YOUR INSTRUCTIONS >> Read through the data and report every line in which the word "outline" occurs.

LISTED RECORDS >>

____

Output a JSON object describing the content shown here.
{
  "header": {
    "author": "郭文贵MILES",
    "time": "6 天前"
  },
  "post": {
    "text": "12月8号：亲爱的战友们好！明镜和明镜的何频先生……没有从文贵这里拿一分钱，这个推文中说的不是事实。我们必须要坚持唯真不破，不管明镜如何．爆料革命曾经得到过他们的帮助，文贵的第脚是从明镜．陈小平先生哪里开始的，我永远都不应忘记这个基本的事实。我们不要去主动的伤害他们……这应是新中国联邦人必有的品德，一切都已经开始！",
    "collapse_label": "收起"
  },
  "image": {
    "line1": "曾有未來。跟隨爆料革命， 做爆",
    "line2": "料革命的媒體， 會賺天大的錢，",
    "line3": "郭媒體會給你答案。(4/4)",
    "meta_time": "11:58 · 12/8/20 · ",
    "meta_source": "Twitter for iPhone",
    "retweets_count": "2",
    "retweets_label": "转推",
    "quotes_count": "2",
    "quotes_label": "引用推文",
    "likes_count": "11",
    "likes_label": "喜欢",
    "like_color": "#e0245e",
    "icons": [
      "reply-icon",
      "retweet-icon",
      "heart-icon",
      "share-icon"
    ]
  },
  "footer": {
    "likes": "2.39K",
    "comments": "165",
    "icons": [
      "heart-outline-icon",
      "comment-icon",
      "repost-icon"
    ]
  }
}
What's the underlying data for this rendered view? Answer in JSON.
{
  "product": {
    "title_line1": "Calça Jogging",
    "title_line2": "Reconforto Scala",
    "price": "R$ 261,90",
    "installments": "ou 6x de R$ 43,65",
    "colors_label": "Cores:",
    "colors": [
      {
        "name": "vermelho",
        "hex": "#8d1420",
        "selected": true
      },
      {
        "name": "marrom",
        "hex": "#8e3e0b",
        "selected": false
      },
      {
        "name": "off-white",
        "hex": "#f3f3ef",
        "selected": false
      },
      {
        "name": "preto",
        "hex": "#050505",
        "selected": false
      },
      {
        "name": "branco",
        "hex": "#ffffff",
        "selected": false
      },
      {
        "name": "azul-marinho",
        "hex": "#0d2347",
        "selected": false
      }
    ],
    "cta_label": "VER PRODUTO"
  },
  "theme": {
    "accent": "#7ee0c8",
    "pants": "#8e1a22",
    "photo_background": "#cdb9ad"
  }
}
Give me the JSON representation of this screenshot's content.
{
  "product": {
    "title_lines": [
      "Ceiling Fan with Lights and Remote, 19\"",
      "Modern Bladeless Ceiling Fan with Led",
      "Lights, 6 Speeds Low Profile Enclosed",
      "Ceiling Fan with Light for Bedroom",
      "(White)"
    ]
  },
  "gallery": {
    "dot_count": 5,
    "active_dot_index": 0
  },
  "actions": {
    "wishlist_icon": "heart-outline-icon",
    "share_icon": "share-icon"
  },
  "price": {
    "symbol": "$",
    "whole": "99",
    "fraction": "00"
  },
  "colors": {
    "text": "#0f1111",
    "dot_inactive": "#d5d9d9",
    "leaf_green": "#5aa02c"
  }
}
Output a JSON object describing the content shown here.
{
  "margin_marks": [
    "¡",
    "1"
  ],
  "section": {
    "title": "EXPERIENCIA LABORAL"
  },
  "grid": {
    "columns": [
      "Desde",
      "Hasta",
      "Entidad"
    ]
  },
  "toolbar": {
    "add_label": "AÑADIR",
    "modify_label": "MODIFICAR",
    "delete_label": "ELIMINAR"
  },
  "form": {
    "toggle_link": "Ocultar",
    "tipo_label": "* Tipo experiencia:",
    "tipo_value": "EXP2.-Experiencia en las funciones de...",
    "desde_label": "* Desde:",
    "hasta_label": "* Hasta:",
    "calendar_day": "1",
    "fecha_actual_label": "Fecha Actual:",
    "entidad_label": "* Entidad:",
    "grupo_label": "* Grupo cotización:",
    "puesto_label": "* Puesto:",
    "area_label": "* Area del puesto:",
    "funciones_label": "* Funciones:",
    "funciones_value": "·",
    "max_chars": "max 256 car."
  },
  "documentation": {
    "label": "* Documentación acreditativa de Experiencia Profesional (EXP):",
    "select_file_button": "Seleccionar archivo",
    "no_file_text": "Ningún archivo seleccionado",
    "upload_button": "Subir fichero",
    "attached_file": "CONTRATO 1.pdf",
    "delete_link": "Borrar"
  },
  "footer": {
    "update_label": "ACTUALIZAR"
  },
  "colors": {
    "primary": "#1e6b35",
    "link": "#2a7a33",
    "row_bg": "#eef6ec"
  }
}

____

EXERCISE ANSWER >>
      "heart-outline-icon",
    "wishlist_icon": "heart-outline-icon",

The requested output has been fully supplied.